[start of Stored data]
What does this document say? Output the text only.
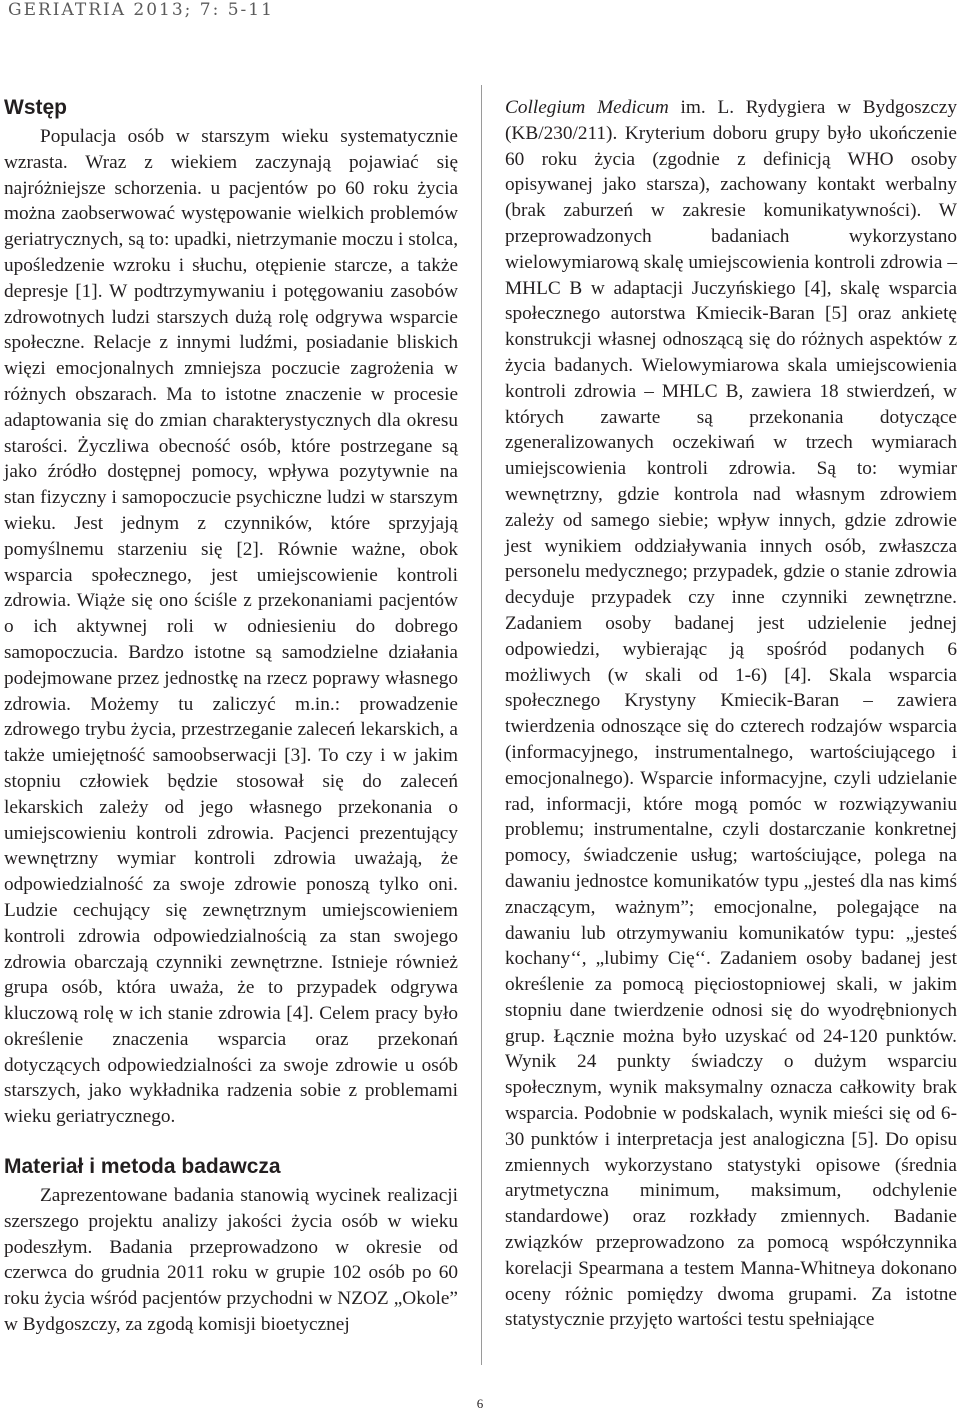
GERIATRIA 2013; 7: 5-11
Wstęp

Populacja osób w starszym wieku systematycznie wzrasta. Wraz z wiekiem zaczynają pojawiać się najróżniejsze schorzenia. u pacjentów po 60 roku życia można zaobserwować występowanie wielkich problemów geriatrycznych, są to: upadki, nietrzymanie moczu i stolca, upośledzenie wzroku i słuchu, otępienie starcze, a także depresje [1]. W podtrzymywaniu i potęgowaniu zasobów zdrowotnych ludzi starszych dużą rolę odgrywa wsparcie społeczne. Relacje z innymi ludźmi, posiadanie bliskich więzi emocjonalnych zmniejsza poczucie zagrożenia w różnych obszarach. Ma to istotne znaczenie w procesie adaptowania się do zmian charakterystycznych dla okresu starości. Życzliwa obecność osób, które postrzegane są jako źródło dostępnej pomocy, wpływa pozytywnie na stan fizyczny i samopoczucie psychiczne ludzi w starszym wieku. Jest jednym z czynników, które sprzyjają pomyślnemu starzeniu się [2]. Równie ważne, obok wsparcia społecznego, jest umiejscowienie kontroli zdrowia. Wiąże się ono ściśle z przekonaniami pacjentów o ich aktywnej roli w odniesieniu do dobrego samopoczucia. Bardzo istotne są samodzielne działania podejmowane przez jednostkę na rzecz poprawy własnego zdrowia. Możemy tu zaliczyć m.in.: prowadzenie zdrowego trybu życia, przestrzeganie zaleceń lekarskich, a także umiejętność samoobserwacji [3]. To czy i w jakim stopniu człowiek będzie stosował się do zaleceń lekarskich zależy od jego własnego przekonania o umiejscowieniu kontroli zdrowia. Pacjenci prezentujący wewnętrzny wymiar kontroli zdrowia uważają, że odpowiedzialność za swoje zdrowie ponoszą tylko oni. Ludzie cechujący się zewnętrznym umiejscowieniem kontroli zdrowia odpowiedzialnością za stan swojego zdrowia obarczają czynniki zewnętrzne. Istnieje również grupa osób, która uważa, że to przypadek odgrywa kluczową rolę w ich stanie zdrowia [4]. Celem pracy było określenie znaczenia wsparcia oraz przekonań dotyczących odpowiedzialności za swoje zdrowie u osób starszych, jako wykładnika radzenia sobie z problemami wieku geriatrycznego.

Materiał i metoda badawcza

Zaprezentowane badania stanowią wycinek realizacji szerszego projektu analizy jakości życia osób w wieku podeszłym. Badania przeprowadzono w okresie od czerwca do grudnia 2011 roku w grupie 102 osób po 60 roku życia wśród pacjentów przychodni w NZOZ „Okole” w Bydgoszczy, za zgodą komisji bioetycznej

Collegium Medicum im. L. Rydygiera w Bydgoszczy (KB/230/211). Kryterium doboru grupy było ukończenie 60 roku życia (zgodnie z definicją WHO osoby opisywanej jako starsza), zachowany kontakt werbalny (brak zaburzeń w zakresie komunikatywności). W przeprowadzonych badaniach wykorzystano wielowymiarową skalę umiejscowienia kontroli zdrowia – MHLC B w adaptacji Juczyńskiego [4], skalę wsparcia społecznego autorstwa Kmiecik-Baran [5] oraz ankietę konstrukcji własnej odnoszącą się do różnych aspektów z życia badanych. Wielowymiarowa skala umiejscowienia kontroli zdrowia – MHLC B, zawiera 18 stwierdzeń, w których zawarte są przekonania dotyczące zgeneralizowanych oczekiwań w trzech wymiarach umiejscowienia kontroli zdrowia. Są to: wymiar wewnętrzny, gdzie kontrola nad własnym zdrowiem zależy od samego siebie; wpływ innych, gdzie zdrowie jest wynikiem oddziaływania innych osób, zwłaszcza personelu medycznego; przypadek, gdzie o stanie zdrowia decyduje przypadek czy inne czynniki zewnętrzne. Zadaniem osoby badanej jest udzielenie jednej odpowiedzi, wybierając ją spośród podanych 6 możliwych (w skali od 1-6) [4]. Skala wsparcia społecznego Krystyny Kmiecik-Baran – zawiera twierdzenia odnoszące się do czterech rodzajów wsparcia (informacyjnego, instrumentalnego, wartościującego i emocjonalnego). Wsparcie informacyjne, czyli udzielanie rad, informacji, które mogą pomóc w rozwiązywaniu problemu; instrumentalne, czyli dostarczanie konkretnej pomocy, świadczenie usług; wartościujące, polega na dawaniu jednostce komunikatów typu „jesteś dla nas kimś znaczącym, ważnym”; emocjonalne, polegające na dawaniu lub otrzymywaniu komunikatów typu: „jesteś kochany‘‘, „lubimy Cię‘‘. Zadaniem osoby badanej jest określenie za pomocą pięciostopniowej skali, w jakim stopniu dane twierdzenie odnosi się do wyodrębnionych grup. Łącznie można było uzyskać od 24-120 punktów. Wynik 24 punkty świadczy o dużym wsparciu społecznym, wynik maksymalny oznacza całkowity brak wsparcia. Podobnie w podskalach, wynik mieści się od 6-30 punktów i interpretacja jest analogiczna [5]. Do opisu zmiennych wykorzystano statystyki opisowe (średnia arytmetyczna minimum, maksimum, odchylenie standardowe) oraz rozkłady zmiennych. Badanie związków przeprowadzono za pomocą współczynnika korelacji Spearmana a testem Manna-Whitneya dokonano oceny różnic pomiędzy dwoma grupami. Za istotne statystycznie przyjęto wartości testu spełniające

6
[end of Stored data]
# Work instructions
Return all of the data exactly as written, and drop the pictures.

# Exercise solution
What does this document say? Output the text only.
GERIATRIA 2013; 7: 5-11
Wstęp

Populacja osób w starszym wieku systematycznie wzrasta. Wraz z wiekiem zaczynają pojawiać się najróżniejsze schorzenia. u pacjentów po 60 roku życia można zaobserwować występowanie wielkich problemów geriatrycznych, są to: upadki, nietrzymanie moczu i stolca, upośledzenie wzroku i słuchu, otępienie starcze, a także depresje [1]. W podtrzymywaniu i potęgowaniu zasobów zdrowotnych ludzi starszych dużą rolę odgrywa wsparcie społeczne. Relacje z innymi ludźmi, posiadanie bliskich więzi emocjonalnych zmniejsza poczucie zagrożenia w różnych obszarach. Ma to istotne znaczenie w procesie adaptowania się do zmian charakterystycznych dla okresu starości. Życzliwa obecność osób, które postrzegane są jako źródło dostępnej pomocy, wpływa pozytywnie na stan fizyczny i samopoczucie psychiczne ludzi w starszym wieku. Jest jednym z czynników, które sprzyjają pomyślnemu starzeniu się [2]. Równie ważne, obok wsparcia społecznego, jest umiejscowienie kontroli zdrowia. Wiąże się ono ściśle z przekonaniami pacjentów o ich aktywnej roli w odniesieniu do dobrego samopoczucia. Bardzo istotne są samodzielne działania podejmowane przez jednostkę na rzecz poprawy własnego zdrowia. Możemy tu zaliczyć m.in.: prowadzenie zdrowego trybu życia, przestrzeganie zaleceń lekarskich, a także umiejętność samoobserwacji [3]. To czy i w jakim stopniu człowiek będzie stosował się do zaleceń lekarskich zależy od jego własnego przekonania o umiejscowieniu kontroli zdrowia. Pacjenci prezentujący wewnętrzny wymiar kontroli zdrowia uważają, że odpowiedzialność za swoje zdrowie ponoszą tylko oni. Ludzie cechujący się zewnętrznym umiejscowieniem kontroli zdrowia odpowiedzialnością za stan swojego zdrowia obarczają czynniki zewnętrzne. Istnieje również grupa osób, która uważa, że to przypadek odgrywa kluczową rolę w ich stanie zdrowia [4]. Celem pracy było określenie znaczenia wsparcia oraz przekonań dotyczących odpowiedzialności za swoje zdrowie u osób starszych, jako wykładnika radzenia sobie z problemami wieku geriatrycznego.

Materiał i metoda badawcza

Zaprezentowane badania stanowią wycinek realizacji szerszego projektu analizy jakości życia osób w wieku podeszłym. Badania przeprowadzono w okresie od czerwca do grudnia 2011 roku w grupie 102 osób po 60 roku życia wśród pacjentów przychodni w NZOZ „Okole” w Bydgoszczy, za zgodą komisji bioetycznej

Collegium Medicum im. L. Rydygiera w Bydgoszczy (KB/230/211). Kryterium doboru grupy było ukończenie 60 roku życia (zgodnie z definicją WHO osoby opisywanej jako starsza), zachowany kontakt werbalny (brak zaburzeń w zakresie komunikatywności). W przeprowadzonych badaniach wykorzystano wielowymiarową skalę umiejscowienia kontroli zdrowia – MHLC B w adaptacji Juczyńskiego [4], skalę wsparcia społecznego autorstwa Kmiecik-Baran [5] oraz ankietę konstrukcji własnej odnoszącą się do różnych aspektów z życia badanych. Wielowymiarowa skala umiejscowienia kontroli zdrowia – MHLC B, zawiera 18 stwierdzeń, w których zawarte są przekonania dotyczące zgeneralizowanych oczekiwań w trzech wymiarach umiejscowienia kontroli zdrowia. Są to: wymiar wewnętrzny, gdzie kontrola nad własnym zdrowiem zależy od samego siebie; wpływ innych, gdzie zdrowie jest wynikiem oddziaływania innych osób, zwłaszcza personelu medycznego; przypadek, gdzie o stanie zdrowia decyduje przypadek czy inne czynniki zewnętrzne. Zadaniem osoby badanej jest udzielenie jednej odpowiedzi, wybierając ją spośród podanych 6 możliwych (w skali od 1-6) [4]. Skala wsparcia społecznego Krystyny Kmiecik-Baran – zawiera twierdzenia odnoszące się do czterech rodzajów wsparcia (informacyjnego, instrumentalnego, wartościującego i emocjonalnego). Wsparcie informacyjne, czyli udzielanie rad, informacji, które mogą pomóc w rozwiązywaniu problemu; instrumentalne, czyli dostarczanie konkretnej pomocy, świadczenie usług; wartościujące, polega na dawaniu jednostce komunikatów typu „jesteś dla nas kimś znaczącym, ważnym”; emocjonalne, polegające na dawaniu lub otrzymywaniu komunikatów typu: „jesteś kochany‘‘, „lubimy Cię‘‘. Zadaniem osoby badanej jest określenie za pomocą pięciostopniowej skali, w jakim stopniu dane twierdzenie odnosi się do wyodrębnionych grup. Łącznie można było uzyskać od 24-120 punktów. Wynik 24 punkty świadczy o dużym wsparciu społecznym, wynik maksymalny oznacza całkowity brak wsparcia. Podobnie w podskalach, wynik mieści się od 6-30 punktów i interpretacja jest analogiczna [5]. Do opisu zmiennych wykorzystano statystyki opisowe (średnia arytmetyczna minimum, maksimum, odchylenie standardowe) oraz rozkłady zmiennych. Badanie związków przeprowadzono za pomocą współczynnika korelacji Spearmana a testem Manna-Whitneya dokonano oceny różnic pomiędzy dwoma grupami. Za istotne statystycznie przyjęto wartości testu spełniające

6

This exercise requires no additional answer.